• Task goal: Each entry here needs to be set down again exactly, please; pictures are left out.

(Extracted data entries)
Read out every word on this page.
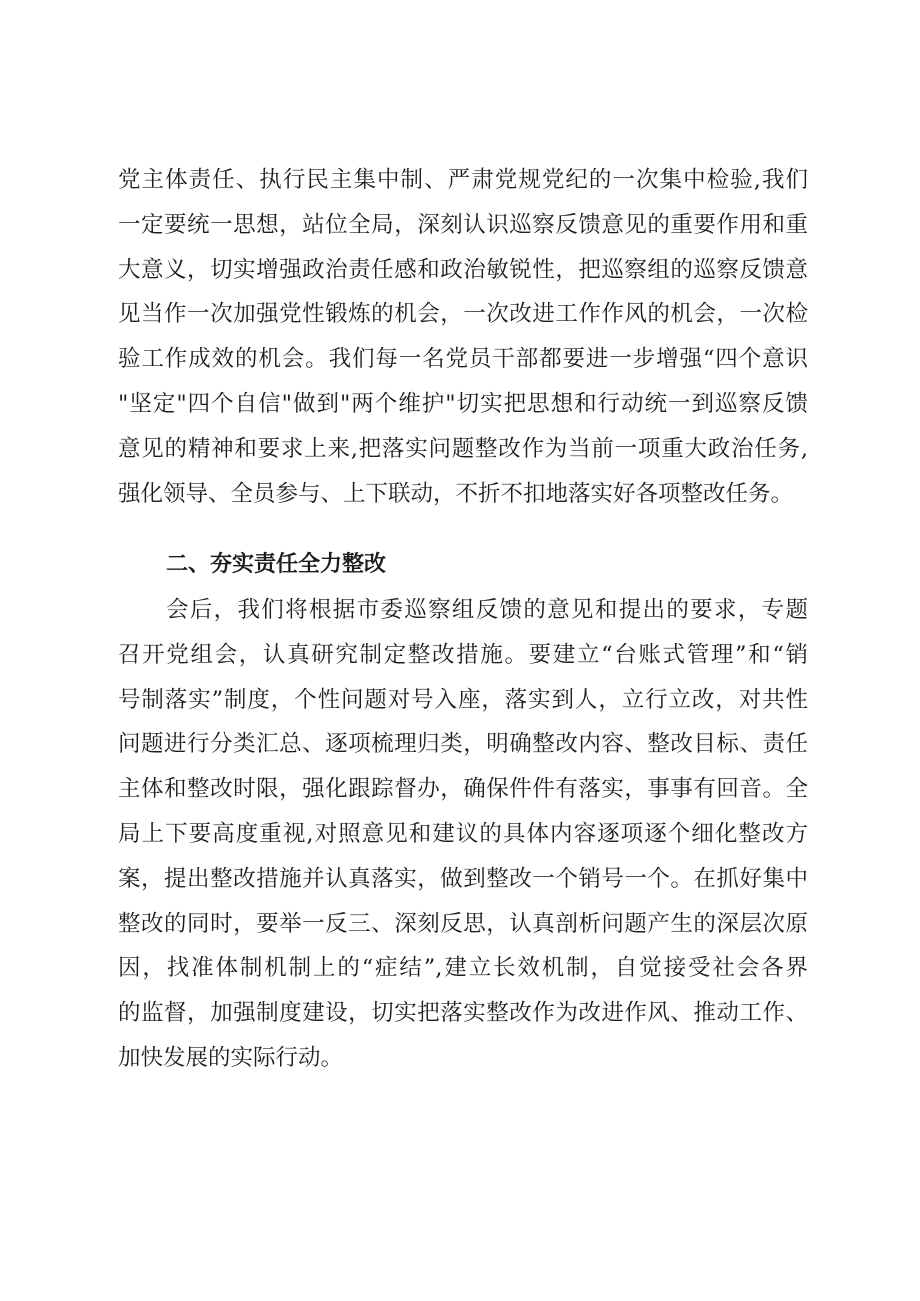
党主体责任、执行民主集中制、严肃党规党纪的一次集中检验,我们
一定要统一思想，站位全局，深刻认识巡察反馈意见的重要作用和重
大意义，切实增强政治责任感和政治敏锐性，把巡察组的巡察反馈意
见当作一次加强党性锻炼的机会，一次改进工作作风的机会，一次检
验工作成效的机会。我们每一名党员干部都要进一步增强“四个意识
"坚定"四个自信"做到"两个维护"切实把思想和行动统一到巡察反馈
意见的精神和要求上来,把落实问题整改作为当前一项重大政治任务,
强化领导、全员参与、上下联动，不折不扣地落实好各项整改任务。
二、夯实责任全力整改
会后，我们将根据市委巡察组反馈的意见和提出的要求，专题
召开党组会，认真研究制定整改措施。要建立“台账式管理”和“销
号制落实”制度，个性问题对号入座，落实到人，立行立改，对共性
问题进行分类汇总、逐项梳理归类，明确整改内容、整改目标、责任
主体和整改时限，强化跟踪督办，确保件件有落实，事事有回音。全
局上下要高度重视,对照意见和建议的具体内容逐项逐个细化整改方
案，提出整改措施并认真落实，做到整改一个销号一个。在抓好集中
整改的同时，要举一反三、深刻反思，认真剖析问题产生的深层次原
因，找准体制机制上的“症结”,建立长效机制，自觉接受社会各界
的监督，加强制度建设，切实把落实整改作为改进作风、推动工作、
加快发展的实际行动。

• Completed task:
Read out every word on this page.
党主体责任、执行民主集中制、严肃党规党纪的一次集中检验,我们
一定要统一思想，站位全局，深刻认识巡察反馈意见的重要作用和重
大意义，切实增强政治责任感和政治敏锐性，把巡察组的巡察反馈意
见当作一次加强党性锻炼的机会，一次改进工作作风的机会，一次检
验工作成效的机会。我们每一名党员干部都要进一步增强“四个意识
"坚定"四个自信"做到"两个维护"切实把思想和行动统一到巡察反馈
意见的精神和要求上来,把落实问题整改作为当前一项重大政治任务,
强化领导、全员参与、上下联动，不折不扣地落实好各项整改任务。
二、夯实责任全力整改
会后，我们将根据市委巡察组反馈的意见和提出的要求，专题
召开党组会，认真研究制定整改措施。要建立“台账式管理”和“销
号制落实”制度，个性问题对号入座，落实到人，立行立改，对共性
问题进行分类汇总、逐项梳理归类，明确整改内容、整改目标、责任
主体和整改时限，强化跟踪督办，确保件件有落实，事事有回音。全
局上下要高度重视,对照意见和建议的具体内容逐项逐个细化整改方
案，提出整改措施并认真落实，做到整改一个销号一个。在抓好集中
整改的同时，要举一反三、深刻反思，认真剖析问题产生的深层次原
因，找准体制机制上的“症结”,建立长效机制，自觉接受社会各界
的监督，加强制度建设，切实把落实整改作为改进作风、推动工作、
加快发展的实际行动。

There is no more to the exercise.